Data entries:
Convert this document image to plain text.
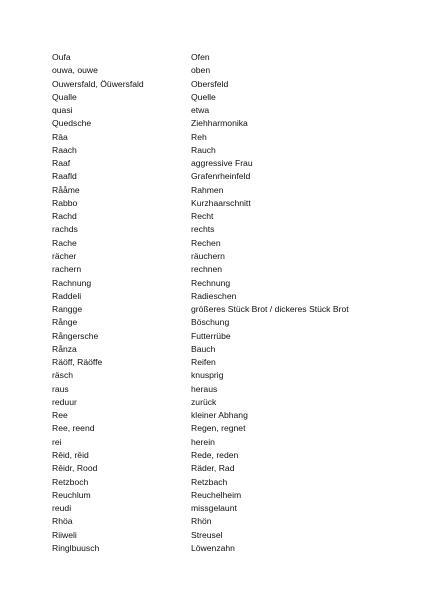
Oufa	Ofen
ouwa, ouwe	oben
Ouwersfald, Öüwersfald	Obersfeld
Qualle	Quelle
quasi	etwa
Quedsche	Ziehharmonika
Rāa	Reh
Raach	Rauch
Raaf	aggressive Frau
Raafld	Grafenrheinfeld
Rååme	Rahmen
Rabbo	Kurzhaarschnitt
Rachd	Recht
rachds	rechts
Rache	Rechen
rächer	räuchern
rachern	rechnen
Rachnung	Rechnung
Raddeli	Radieschen
Rangge	größeres Stück Brot / dickeres Stück Brot
Rånge	Böschung
Rångersche	Futterrübe
Rånza	Bauch
Räöff, Räöffe	Reifen
räsch	knusprig
raus	heraus
reduur	zurück
Ree	kleiner Abhang
Ree, reend	Regen, regnet
rei	herein
Rēid, rēid	Rede, reden
Rēidr, Rood	Räder, Rad
Retzboch	Retzbach
Reuchlum	Reuchelheim
reudi	missgelaunt
Rhöa	Rhön
Riiweli	Streusel
Ringlbuusch	Löwenzahn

▶ **Your task**
Images do not belong in the copy; reproduce all other parts of the records above verbatim.

▶ **Result below**
Convert this document image to plain text.
Oufa	Ofen
ouwa, ouwe	oben
Ouwersfald, Öüwersfald	Obersfeld
Qualle	Quelle
quasi	etwa
Quedsche	Ziehharmonika
Rāa	Reh
Raach	Rauch
Raaf	aggressive Frau
Raafld	Grafenrheinfeld
Rååme	Rahmen
Rabbo	Kurzhaarschnitt
Rachd	Recht
rachds	rechts
Rache	Rechen
rächer	räuchern
rachern	rechnen
Rachnung	Rechnung
Raddeli	Radieschen
Rangge	größeres Stück Brot / dickeres Stück Brot
Rånge	Böschung
Rångersche	Futterrübe
Rånza	Bauch
Räöff, Räöffe	Reifen
räsch	knusprig
raus	heraus
reduur	zurück
Ree	kleiner Abhang
Ree, reend	Regen, regnet
rei	herein
Rēid, rēid	Rede, reden
Rēidr, Rood	Räder, Rad
Retzboch	Retzbach
Reuchlum	Reuchelheim
reudi	missgelaunt
Rhöa	Rhön
Riiweli	Streusel
Ringlbuusch	Löwenzahn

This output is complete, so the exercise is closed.